YOUR TASK: Print all of the lines exactly. Any picture among them stays out.

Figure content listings
• • • • •

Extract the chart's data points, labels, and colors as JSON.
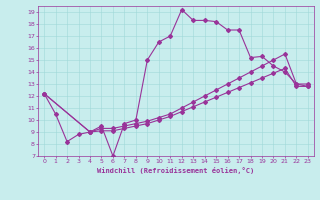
{
  "xlabel": "Windchill (Refroidissement éolien,°C)",
  "bg_color": "#c8eded",
  "line_color": "#993399",
  "grid_color": "#a0d8d8",
  "xlim": [
    -0.5,
    23.5
  ],
  "ylim": [
    7,
    19.5
  ],
  "xticks": [
    0,
    1,
    2,
    3,
    4,
    5,
    6,
    7,
    8,
    9,
    10,
    11,
    12,
    13,
    14,
    15,
    16,
    17,
    18,
    19,
    20,
    21,
    22,
    23
  ],
  "yticks": [
    7,
    8,
    9,
    10,
    11,
    12,
    13,
    14,
    15,
    16,
    17,
    18,
    19
  ],
  "line1_x": [
    0,
    1,
    2,
    3,
    4,
    5,
    6,
    7,
    8,
    9,
    10,
    11,
    12,
    13,
    14,
    15,
    16,
    17,
    18,
    19,
    20,
    21,
    22,
    23
  ],
  "line1_y": [
    12.2,
    10.5,
    8.2,
    8.8,
    9.0,
    9.5,
    7.0,
    9.7,
    10.0,
    15.0,
    16.5,
    17.0,
    19.2,
    18.3,
    18.3,
    18.2,
    17.5,
    17.5,
    15.2,
    15.3,
    14.5,
    14.0,
    13.0,
    13.0
  ],
  "line2_x": [
    0,
    4,
    5,
    6,
    7,
    8,
    9,
    10,
    11,
    12,
    13,
    14,
    15,
    16,
    17,
    18,
    19,
    20,
    21,
    22,
    23
  ],
  "line2_y": [
    12.2,
    9.0,
    9.3,
    9.3,
    9.5,
    9.7,
    9.9,
    10.2,
    10.5,
    11.0,
    11.5,
    12.0,
    12.5,
    13.0,
    13.5,
    14.0,
    14.5,
    15.0,
    15.5,
    13.0,
    12.8
  ],
  "line3_x": [
    0,
    4,
    5,
    6,
    7,
    8,
    9,
    10,
    11,
    12,
    13,
    14,
    15,
    16,
    17,
    18,
    19,
    20,
    21,
    22,
    23
  ],
  "line3_y": [
    12.2,
    9.0,
    9.1,
    9.1,
    9.3,
    9.5,
    9.7,
    10.0,
    10.3,
    10.7,
    11.1,
    11.5,
    11.9,
    12.3,
    12.7,
    13.1,
    13.5,
    13.9,
    14.3,
    12.8,
    12.8
  ]
}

• • • • •

EXERCISE RESPONSE:
Extract the chart's data points, labels, and colors as JSON.
{
  "xlabel": "Windchill (Refroidissement éolien,°C)",
  "bg_color": "#c8eded",
  "line_color": "#993399",
  "grid_color": "#a0d8d8",
  "xlim": [
    -0.5,
    23.5
  ],
  "ylim": [
    7,
    19.5
  ],
  "xticks": [
    0,
    1,
    2,
    3,
    4,
    5,
    6,
    7,
    8,
    9,
    10,
    11,
    12,
    13,
    14,
    15,
    16,
    17,
    18,
    19,
    20,
    21,
    22,
    23
  ],
  "yticks": [
    7,
    8,
    9,
    10,
    11,
    12,
    13,
    14,
    15,
    16,
    17,
    18,
    19
  ],
  "line1_x": [
    0,
    1,
    2,
    3,
    4,
    5,
    6,
    7,
    8,
    9,
    10,
    11,
    12,
    13,
    14,
    15,
    16,
    17,
    18,
    19,
    20,
    21,
    22,
    23
  ],
  "line1_y": [
    12.2,
    10.5,
    8.2,
    8.8,
    9.0,
    9.5,
    7.0,
    9.7,
    10.0,
    15.0,
    16.5,
    17.0,
    19.2,
    18.3,
    18.3,
    18.2,
    17.5,
    17.5,
    15.2,
    15.3,
    14.5,
    14.0,
    13.0,
    13.0
  ],
  "line2_x": [
    0,
    4,
    5,
    6,
    7,
    8,
    9,
    10,
    11,
    12,
    13,
    14,
    15,
    16,
    17,
    18,
    19,
    20,
    21,
    22,
    23
  ],
  "line2_y": [
    12.2,
    9.0,
    9.3,
    9.3,
    9.5,
    9.7,
    9.9,
    10.2,
    10.5,
    11.0,
    11.5,
    12.0,
    12.5,
    13.0,
    13.5,
    14.0,
    14.5,
    15.0,
    15.5,
    13.0,
    12.8
  ],
  "line3_x": [
    0,
    4,
    5,
    6,
    7,
    8,
    9,
    10,
    11,
    12,
    13,
    14,
    15,
    16,
    17,
    18,
    19,
    20,
    21,
    22,
    23
  ],
  "line3_y": [
    12.2,
    9.0,
    9.1,
    9.1,
    9.3,
    9.5,
    9.7,
    10.0,
    10.3,
    10.7,
    11.1,
    11.5,
    11.9,
    12.3,
    12.7,
    13.1,
    13.5,
    13.9,
    14.3,
    12.8,
    12.8
  ]
}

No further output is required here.